▶ SHORT PROBLEM: Every record here should be printed again exactly.

◆ ◆ ◆

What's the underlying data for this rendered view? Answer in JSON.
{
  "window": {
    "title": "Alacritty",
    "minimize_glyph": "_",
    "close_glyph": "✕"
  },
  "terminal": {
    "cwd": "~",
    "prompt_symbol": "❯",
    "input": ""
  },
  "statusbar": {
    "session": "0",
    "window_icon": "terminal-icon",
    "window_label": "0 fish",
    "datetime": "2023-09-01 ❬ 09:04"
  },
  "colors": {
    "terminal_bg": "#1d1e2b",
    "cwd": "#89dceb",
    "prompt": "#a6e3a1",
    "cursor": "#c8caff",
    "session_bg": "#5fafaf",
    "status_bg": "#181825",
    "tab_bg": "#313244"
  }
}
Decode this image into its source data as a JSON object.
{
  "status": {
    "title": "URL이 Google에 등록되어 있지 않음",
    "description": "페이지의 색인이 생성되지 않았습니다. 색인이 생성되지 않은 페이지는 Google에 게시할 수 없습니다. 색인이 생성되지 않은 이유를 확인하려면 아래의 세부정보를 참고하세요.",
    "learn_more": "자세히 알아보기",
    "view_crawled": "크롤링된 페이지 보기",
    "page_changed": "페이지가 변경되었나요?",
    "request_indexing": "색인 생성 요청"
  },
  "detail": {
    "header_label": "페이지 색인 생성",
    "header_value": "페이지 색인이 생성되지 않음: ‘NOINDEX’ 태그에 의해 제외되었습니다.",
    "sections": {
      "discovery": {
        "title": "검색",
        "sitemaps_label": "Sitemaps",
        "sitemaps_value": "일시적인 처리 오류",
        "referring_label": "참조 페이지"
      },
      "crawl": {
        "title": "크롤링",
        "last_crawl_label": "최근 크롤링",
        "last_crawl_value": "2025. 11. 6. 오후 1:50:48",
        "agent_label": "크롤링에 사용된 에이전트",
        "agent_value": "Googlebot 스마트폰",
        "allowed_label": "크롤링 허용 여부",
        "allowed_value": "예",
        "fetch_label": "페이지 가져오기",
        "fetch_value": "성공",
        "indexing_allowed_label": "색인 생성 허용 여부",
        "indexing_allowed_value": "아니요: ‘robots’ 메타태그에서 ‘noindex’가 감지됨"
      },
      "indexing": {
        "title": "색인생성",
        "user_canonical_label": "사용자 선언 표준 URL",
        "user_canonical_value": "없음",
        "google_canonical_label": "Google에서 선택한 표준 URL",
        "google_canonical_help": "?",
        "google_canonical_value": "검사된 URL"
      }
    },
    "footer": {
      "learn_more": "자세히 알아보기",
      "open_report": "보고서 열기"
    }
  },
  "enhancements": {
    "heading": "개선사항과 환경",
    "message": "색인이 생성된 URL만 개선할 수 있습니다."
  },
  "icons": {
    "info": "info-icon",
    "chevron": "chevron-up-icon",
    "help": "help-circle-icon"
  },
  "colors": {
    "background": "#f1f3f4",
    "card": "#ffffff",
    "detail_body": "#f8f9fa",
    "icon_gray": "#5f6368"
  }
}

◆ ◆ ◆

▶ RESULT OF THIS TASK:
What's the underlying data for this rendered view? Answer in JSON.
{
  "window": {
    "title": "Alacritty",
    "minimize_glyph": "_",
    "close_glyph": "✕"
  },
  "terminal": {
    "cwd": "~",
    "prompt_symbol": "❯",
    "input": ""
  },
  "statusbar": {
    "session": "0",
    "window_icon": "terminal-icon",
    "window_label": "0 fish",
    "datetime": "2023-09-01 ❬ 09:04"
  },
  "colors": {
    "terminal_bg": "#1d1e2b",
    "cwd": "#89dceb",
    "prompt": "#a6e3a1",
    "cursor": "#c8caff",
    "session_bg": "#5fafaf",
    "status_bg": "#181825",
    "tab_bg": "#313244"
  }
}
Decode this image into its source data as a JSON object.
{
  "status": {
    "title": "URL이 Google에 등록되어 있지 않음",
    "description": "페이지의 색인이 생성되지 않았습니다. 색인이 생성되지 않은 페이지는 Google에 게시할 수 없습니다. 색인이 생성되지 않은 이유를 확인하려면 아래의 세부정보를 참고하세요.",
    "learn_more": "자세히 알아보기",
    "view_crawled": "크롤링된 페이지 보기",
    "page_changed": "페이지가 변경되었나요?",
    "request_indexing": "색인 생성 요청"
  },
  "detail": {
    "header_label": "페이지 색인 생성",
    "header_value": "페이지 색인이 생성되지 않음: ‘NOINDEX’ 태그에 의해 제외되었습니다.",
    "sections": {
      "discovery": {
        "title": "검색",
        "sitemaps_label": "Sitemaps",
        "sitemaps_value": "일시적인 처리 오류",
        "referring_label": "참조 페이지"
      },
      "crawl": {
        "title": "크롤링",
        "last_crawl_label": "최근 크롤링",
        "last_crawl_value": "2025. 11. 6. 오후 1:50:48",
        "agent_label": "크롤링에 사용된 에이전트",
        "agent_value": "Googlebot 스마트폰",
        "allowed_label": "크롤링 허용 여부",
        "allowed_value": "예",
        "fetch_label": "페이지 가져오기",
        "fetch_value": "성공",
        "indexing_allowed_label": "색인 생성 허용 여부",
        "indexing_allowed_value": "아니요: ‘robots’ 메타태그에서 ‘noindex’가 감지됨"
      },
      "indexing": {
        "title": "색인생성",
        "user_canonical_label": "사용자 선언 표준 URL",
        "user_canonical_value": "없음",
        "google_canonical_label": "Google에서 선택한 표준 URL",
        "google_canonical_help": "?",
        "google_canonical_value": "검사된 URL"
      }
    },
    "footer": {
      "learn_more": "자세히 알아보기",
      "open_report": "보고서 열기"
    }
  },
  "enhancements": {
    "heading": "개선사항과 환경",
    "message": "색인이 생성된 URL만 개선할 수 있습니다."
  },
  "icons": {
    "info": "info-icon",
    "chevron": "chevron-up-icon",
    "help": "help-circle-icon"
  },
  "colors": {
    "background": "#f1f3f4",
    "card": "#ffffff",
    "detail_body": "#f8f9fa",
    "icon_gray": "#5f6368"
  }
}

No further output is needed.